##### DATA PROVIDED

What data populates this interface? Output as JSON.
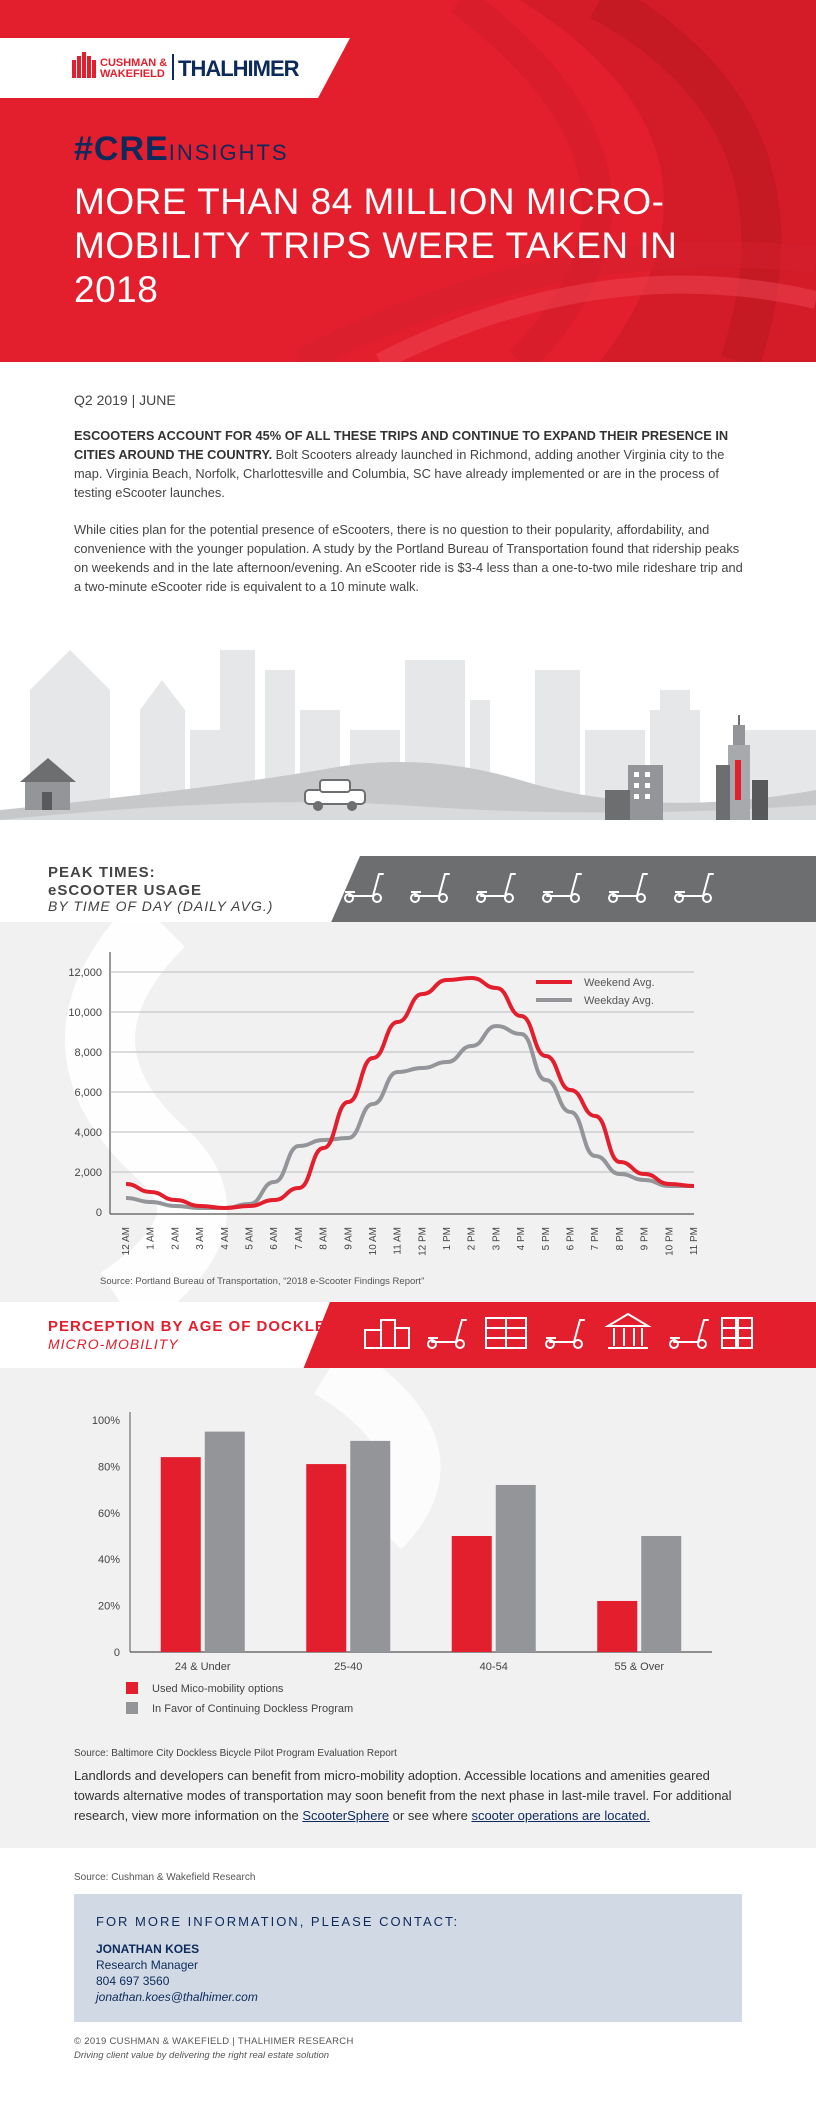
{
  "hero": {
    "brand_left": "CUSHMAN & WAKEFIELD",
    "brand_right": "THALHIMER",
    "cre_hash": "#CRE",
    "cre_insights": "INSIGHTS",
    "title": "MORE THAN 84 MILLION MICRO-MOBILITY TRIPS WERE TAKEN IN 2018",
    "colors": {
      "red": "#e31e2d",
      "navy": "#0d2a5c",
      "gray": "#939598"
    }
  },
  "intro": {
    "date": "Q2 2019 | JUNE",
    "p1_bold": "ESCOOTERS ACCOUNT FOR 45% OF ALL THESE TRIPS AND CONTINUE TO EXPAND THEIR PRESENCE IN CITIES AROUND THE COUNTRY.",
    "p1_rest": " Bolt Scooters already launched in Richmond, adding another Virginia city to the map. Virginia Beach, Norfolk, Charlottesville and Columbia, SC have already implemented or are in the process of testing eScooter launches.",
    "p2": "While cities plan for the potential presence of eScooters, there is no question to their popularity, affordability, and convenience with the younger population. A study by the Portland Bureau of Transportation found that ridership peaks on weekends and in the late afternoon/evening. An eScooter ride is $3-4 less than a one-to-two mile rideshare trip and a two-minute eScooter ride is equivalent to a 10 minute walk."
  },
  "band1": {
    "line1": "PEAK TIMES:",
    "line2": "eSCOOTER USAGE",
    "line3": "BY TIME OF DAY (DAILY AVG.)",
    "icons": [
      "scooter-icon",
      "scooter-icon",
      "scooter-icon",
      "scooter-icon",
      "scooter-icon",
      "scooter-icon"
    ]
  },
  "band2": {
    "line1": "PERCEPTION BY AGE OF DOCKLESS",
    "line2": "MICRO-MOBILITY",
    "icons": [
      "buildings-icon",
      "scooter-icon",
      "office-icon",
      "scooter-icon",
      "bank-icon",
      "scooter-icon",
      "apartment-icon"
    ]
  },
  "chart_data": [
    {
      "type": "line",
      "title": "PEAK TIMES: eSCOOTER USAGE BY TIME OF DAY (DAILY AVG.)",
      "x": [
        "12 AM",
        "1 AM",
        "2 AM",
        "3 AM",
        "4 AM",
        "5 AM",
        "6 AM",
        "7 AM",
        "8 AM",
        "9 AM",
        "10 AM",
        "11 AM",
        "12 PM",
        "1 PM",
        "2 PM",
        "3 PM",
        "4 PM",
        "5 PM",
        "6 PM",
        "7 PM",
        "8 PM",
        "9 PM",
        "10 PM",
        "11 PM"
      ],
      "series": [
        {
          "name": "Weekend Avg.",
          "color": "#e31e2d",
          "values": [
            1400,
            1000,
            600,
            300,
            200,
            300,
            600,
            1200,
            3200,
            5500,
            7700,
            9500,
            10900,
            11600,
            11700,
            11200,
            9800,
            7800,
            6100,
            4800,
            2500,
            1900,
            1400,
            1300
          ]
        },
        {
          "name": "Weekday Avg.",
          "color": "#939598",
          "values": [
            700,
            500,
            300,
            200,
            200,
            400,
            1500,
            3300,
            3600,
            3700,
            5400,
            7000,
            7200,
            7500,
            8300,
            9300,
            8900,
            6600,
            5000,
            2800,
            1900,
            1600,
            1300,
            1300
          ]
        }
      ],
      "yticks": [
        "12,000",
        "10,000",
        "8,000",
        "6,000",
        "4,000",
        "2,000",
        "0"
      ],
      "ylim": [
        0,
        13000
      ],
      "source": "Source: Portland Bureau of Transportation, “2018 e-Scooter Findings Report”"
    },
    {
      "type": "bar",
      "title": "PERCEPTION BY AGE OF DOCKLESS MICRO-MOBILITY",
      "categories": [
        "24 & Under",
        "25-40",
        "40-54",
        "55 & Over"
      ],
      "series": [
        {
          "name": "Used Mico-mobility options",
          "color": "#e31e2d",
          "values": [
            84,
            81,
            50,
            22
          ]
        },
        {
          "name": "In Favor of Continuing Dockless Program",
          "color": "#939598",
          "values": [
            95,
            91,
            72,
            50
          ]
        }
      ],
      "yticks": [
        "100%",
        "80%",
        "60%",
        "40%",
        "20%",
        "0"
      ],
      "ylim": [
        0,
        100
      ],
      "source": "Source: Baltimore City Dockless Bicycle Pilot Program Evaluation Report"
    }
  ],
  "closing": {
    "p3_a": "Landlords and developers can benefit from micro-mobility adoption. Accessible locations and amenities geared towards alternative modes of transportation may soon benefit from the next phase in last-mile travel. For additional research, view more information on the ",
    "link1": "ScooterSphere",
    "p3_b": " or see where ",
    "link2": "scooter operations are located.",
    "source": "Source: Cushman & Wakefield Research"
  },
  "contact": {
    "heading": "FOR MORE INFORMATION, PLEASE CONTACT:",
    "name": "JONATHAN KOES",
    "title": "Research Manager",
    "phone": "804 697 3560",
    "email": "jonathan.koes@thalhimer.com"
  },
  "footer": {
    "copyright": "© 2019 CUSHMAN & WAKEFIELD | THALHIMER RESEARCH",
    "tagline": "Driving client value by delivering the right real estate solution"
  }
}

##########

- TASK GOAL
Reproduce the listing above exactly, excluding all pictures.

- EXPECTED ANSWER
What data populates this interface? Output as JSON.
{
  "hero": {
    "brand_left": "CUSHMAN & WAKEFIELD",
    "brand_right": "THALHIMER",
    "cre_hash": "#CRE",
    "cre_insights": "INSIGHTS",
    "title": "MORE THAN 84 MILLION MICRO-MOBILITY TRIPS WERE TAKEN IN 2018",
    "colors": {
      "red": "#e31e2d",
      "navy": "#0d2a5c",
      "gray": "#939598"
    }
  },
  "intro": {
    "date": "Q2 2019 | JUNE",
    "p1_bold": "ESCOOTERS ACCOUNT FOR 45% OF ALL THESE TRIPS AND CONTINUE TO EXPAND THEIR PRESENCE IN CITIES AROUND THE COUNTRY.",
    "p1_rest": " Bolt Scooters already launched in Richmond, adding another Virginia city to the map. Virginia Beach, Norfolk, Charlottesville and Columbia, SC have already implemented or are in the process of testing eScooter launches.",
    "p2": "While cities plan for the potential presence of eScooters, there is no question to their popularity, affordability, and convenience with the younger population. A study by the Portland Bureau of Transportation found that ridership peaks on weekends and in the late afternoon/evening. An eScooter ride is $3-4 less than a one-to-two mile rideshare trip and a two-minute eScooter ride is equivalent to a 10 minute walk."
  },
  "band1": {
    "line1": "PEAK TIMES:",
    "line2": "eSCOOTER USAGE",
    "line3": "BY TIME OF DAY (DAILY AVG.)",
    "icons": [
      "scooter-icon",
      "scooter-icon",
      "scooter-icon",
      "scooter-icon",
      "scooter-icon",
      "scooter-icon"
    ]
  },
  "band2": {
    "line1": "PERCEPTION BY AGE OF DOCKLESS",
    "line2": "MICRO-MOBILITY",
    "icons": [
      "buildings-icon",
      "scooter-icon",
      "office-icon",
      "scooter-icon",
      "bank-icon",
      "scooter-icon",
      "apartment-icon"
    ]
  },
  "chart_data": [
    {
      "type": "line",
      "title": "PEAK TIMES: eSCOOTER USAGE BY TIME OF DAY (DAILY AVG.)",
      "x": [
        "12 AM",
        "1 AM",
        "2 AM",
        "3 AM",
        "4 AM",
        "5 AM",
        "6 AM",
        "7 AM",
        "8 AM",
        "9 AM",
        "10 AM",
        "11 AM",
        "12 PM",
        "1 PM",
        "2 PM",
        "3 PM",
        "4 PM",
        "5 PM",
        "6 PM",
        "7 PM",
        "8 PM",
        "9 PM",
        "10 PM",
        "11 PM"
      ],
      "series": [
        {
          "name": "Weekend Avg.",
          "color": "#e31e2d",
          "values": [
            1400,
            1000,
            600,
            300,
            200,
            300,
            600,
            1200,
            3200,
            5500,
            7700,
            9500,
            10900,
            11600,
            11700,
            11200,
            9800,
            7800,
            6100,
            4800,
            2500,
            1900,
            1400,
            1300
          ]
        },
        {
          "name": "Weekday Avg.",
          "color": "#939598",
          "values": [
            700,
            500,
            300,
            200,
            200,
            400,
            1500,
            3300,
            3600,
            3700,
            5400,
            7000,
            7200,
            7500,
            8300,
            9300,
            8900,
            6600,
            5000,
            2800,
            1900,
            1600,
            1300,
            1300
          ]
        }
      ],
      "yticks": [
        "12,000",
        "10,000",
        "8,000",
        "6,000",
        "4,000",
        "2,000",
        "0"
      ],
      "ylim": [
        0,
        13000
      ],
      "source": "Source: Portland Bureau of Transportation, “2018 e-Scooter Findings Report”"
    },
    {
      "type": "bar",
      "title": "PERCEPTION BY AGE OF DOCKLESS MICRO-MOBILITY",
      "categories": [
        "24 & Under",
        "25-40",
        "40-54",
        "55 & Over"
      ],
      "series": [
        {
          "name": "Used Mico-mobility options",
          "color": "#e31e2d",
          "values": [
            84,
            81,
            50,
            22
          ]
        },
        {
          "name": "In Favor of Continuing Dockless Program",
          "color": "#939598",
          "values": [
            95,
            91,
            72,
            50
          ]
        }
      ],
      "yticks": [
        "100%",
        "80%",
        "60%",
        "40%",
        "20%",
        "0"
      ],
      "ylim": [
        0,
        100
      ],
      "source": "Source: Baltimore City Dockless Bicycle Pilot Program Evaluation Report"
    }
  ],
  "closing": {
    "p3_a": "Landlords and developers can benefit from micro-mobility adoption. Accessible locations and amenities geared towards alternative modes of transportation may soon benefit from the next phase in last-mile travel. For additional research, view more information on the ",
    "link1": "ScooterSphere",
    "p3_b": " or see where ",
    "link2": "scooter operations are located.",
    "source": "Source: Cushman & Wakefield Research"
  },
  "contact": {
    "heading": "FOR MORE INFORMATION, PLEASE CONTACT:",
    "name": "JONATHAN KOES",
    "title": "Research Manager",
    "phone": "804 697 3560",
    "email": "jonathan.koes@thalhimer.com"
  },
  "footer": {
    "copyright": "© 2019 CUSHMAN & WAKEFIELD | THALHIMER RESEARCH",
    "tagline": "Driving client value by delivering the right real estate solution"
  }
}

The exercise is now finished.